Work required = Retype the passage of the gallstone treatment text that starts at "Patients who have" and ends at "same hospital stay.", word for word.

Text START

Dear Dr. B: Who needs treatment for gallstones?

Answer: Sooner or later all patients with gallstones need treatment. The treatment is surgery. The question is: should it be sooner or later?

Once upon a time, the surgical procedure of choice was open cholecystectomy. In fact, Langenbuch carried out the first cholecystectomy in 1882. Patients who undergo open cholecystectomy have a long surgical incision in the abdominal wall, have to stay in the hospital three to five days, consume fair amount of pain killers for post-operative pain and the recovery time at home is three to six weeks.

Things have changed in the last 15 to 20 years. Now most patients undergo laparoscopic cholecystectomy when there is an indication for surgical removal of the gallbladder. Laparoscopic cholecystectomy was first performed in France in 1987. In this procedure, there are four tiny incisions in the abdominal wall, the hospital stay is usually overnight, the amount of pain killers required after surgery is minimal and the recovery time at home is usually less than one week.

Prophylactic cholecystectomy is done only in few exceptional cases. Otherwise, gallstone surgery is required only if you have symptoms. The most common symptom is recurrent attacks of biliary colic. The colicky pain is in the upper abdomen usually on the right side. Sometimes the biliary colic can present as chest pain and some people think they are having a heart attack.

The timing of surgery depends on how often you get the attacks of pain. If you are getting recurrent attacks then the surgery is planned to be done within a few days. If you settle down after one or two attacks then the surgery can be done within a few weeks.

Second most common indication for surgery is complications of the disease such as acute cholecystitis and obstructive jaundice. In acute cholecystitis, the gall bladder is acutely inflamed and the patient undergoes urgent surgery, usually within 24 to 48 hours of hospitalization. If the gallbladder is very inflamed and the patient is very sick then the surgeon may elect to drain the gallbladder and plan further surgery to remove the gallbladder after three to six weeks.

In obstructive jaundice the gallstone is usually lodged in the common bile duct which effectively blocks the drainage of bile from the liver and the gallbladder to the small intestine. Patients with obstructive jaundice are not acutely sick but the blockage should be taken care of before patient undergoes surgery for the gallbladder.

Patients who have vague abdominal symptoms and are found to have gallstones (gallstone dyspepsia) need careful assessment to establish gallstones are indeed the cause of the symptoms. In some of these patients, the symptoms may be due to other causes such as irritable bowel syndrome or gastro-oesophageal reflux disease. Removing the gallbladder in these instances will not help.

In gallstone pancreatitis, a stone from the gallbladder passes through a common channel formed by the common bile duct and the pancreatic duct. In the majority of patients this results in a mild attack of pancreatitis and recovery is uneventful. The majority of stones that cause pancreatitis pass spontaneously. These patients should have laparoscopic cholecystectomy done during the same hospital stay.

Early surgery in these patients does not increase post-operative complications or mortality. Early surgery also eliminates the risk of recurrent attacks of pancreatitis while the patient is waiting for elective surgery. Patients with worsening pancreatitis require further investigations as the stone may be jammed in the common and pancreatic duct.

Cholecystectomy is a very common operation and appropriate timing of the surgery is very important for patient care and safety.

Text END
Material supplied START

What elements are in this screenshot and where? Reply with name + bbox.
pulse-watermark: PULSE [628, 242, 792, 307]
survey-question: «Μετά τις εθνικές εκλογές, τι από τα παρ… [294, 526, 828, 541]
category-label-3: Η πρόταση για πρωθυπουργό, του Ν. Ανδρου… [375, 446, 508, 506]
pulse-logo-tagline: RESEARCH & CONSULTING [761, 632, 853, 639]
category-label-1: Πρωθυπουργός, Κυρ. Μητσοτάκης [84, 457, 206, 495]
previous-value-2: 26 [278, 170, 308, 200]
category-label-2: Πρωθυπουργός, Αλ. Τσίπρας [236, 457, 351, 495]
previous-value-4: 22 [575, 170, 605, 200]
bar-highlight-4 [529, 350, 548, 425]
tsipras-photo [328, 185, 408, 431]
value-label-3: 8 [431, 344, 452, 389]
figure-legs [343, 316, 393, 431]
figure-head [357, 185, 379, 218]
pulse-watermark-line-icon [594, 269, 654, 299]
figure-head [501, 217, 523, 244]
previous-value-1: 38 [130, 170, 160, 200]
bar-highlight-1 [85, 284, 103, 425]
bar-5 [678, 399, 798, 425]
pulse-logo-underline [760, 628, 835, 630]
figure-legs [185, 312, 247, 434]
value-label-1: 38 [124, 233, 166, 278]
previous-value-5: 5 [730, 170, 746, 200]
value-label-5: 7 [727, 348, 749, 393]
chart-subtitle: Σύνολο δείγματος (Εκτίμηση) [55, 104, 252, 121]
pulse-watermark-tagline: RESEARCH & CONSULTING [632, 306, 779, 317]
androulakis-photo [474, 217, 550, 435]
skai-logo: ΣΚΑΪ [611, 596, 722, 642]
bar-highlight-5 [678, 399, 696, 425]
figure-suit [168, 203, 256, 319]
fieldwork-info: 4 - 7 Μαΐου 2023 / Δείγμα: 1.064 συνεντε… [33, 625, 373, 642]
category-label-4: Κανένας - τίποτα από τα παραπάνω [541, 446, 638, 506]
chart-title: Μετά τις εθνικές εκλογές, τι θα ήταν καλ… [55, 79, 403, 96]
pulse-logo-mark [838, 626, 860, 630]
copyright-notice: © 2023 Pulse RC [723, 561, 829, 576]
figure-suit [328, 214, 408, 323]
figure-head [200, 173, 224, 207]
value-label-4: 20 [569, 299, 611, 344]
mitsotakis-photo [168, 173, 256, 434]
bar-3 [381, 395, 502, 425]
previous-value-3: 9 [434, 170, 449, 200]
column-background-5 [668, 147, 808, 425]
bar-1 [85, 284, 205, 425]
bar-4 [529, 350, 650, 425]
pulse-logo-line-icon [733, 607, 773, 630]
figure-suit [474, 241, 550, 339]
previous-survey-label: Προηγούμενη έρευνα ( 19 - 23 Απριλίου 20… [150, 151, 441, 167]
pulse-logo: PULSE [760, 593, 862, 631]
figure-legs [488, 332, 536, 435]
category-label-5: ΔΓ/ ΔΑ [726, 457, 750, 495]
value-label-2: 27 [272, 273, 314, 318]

Material supplied END

Output of the task =
Patients who have vague abdominal symptoms and are found to have gallstones (gallstone dyspepsia) need careful assessment to establish gallstones are indeed the cause of the symptoms. In some of these patients, the symptoms may be due to other causes such as irritable bowel syndrome or gastro-oesophageal reflux disease. Removing the gallbladder in these instances will not help.

In gallstone pancreatitis, a stone from the gallbladder passes through a common channel formed by the common bile duct and the pancreatic duct. In the majority of patients this results in a mild attack of pancreatitis and recovery is uneventful. The majority of stones that cause pancreatitis pass spontaneously. These patients should have laparoscopic cholecystectomy done during the same hospital stay.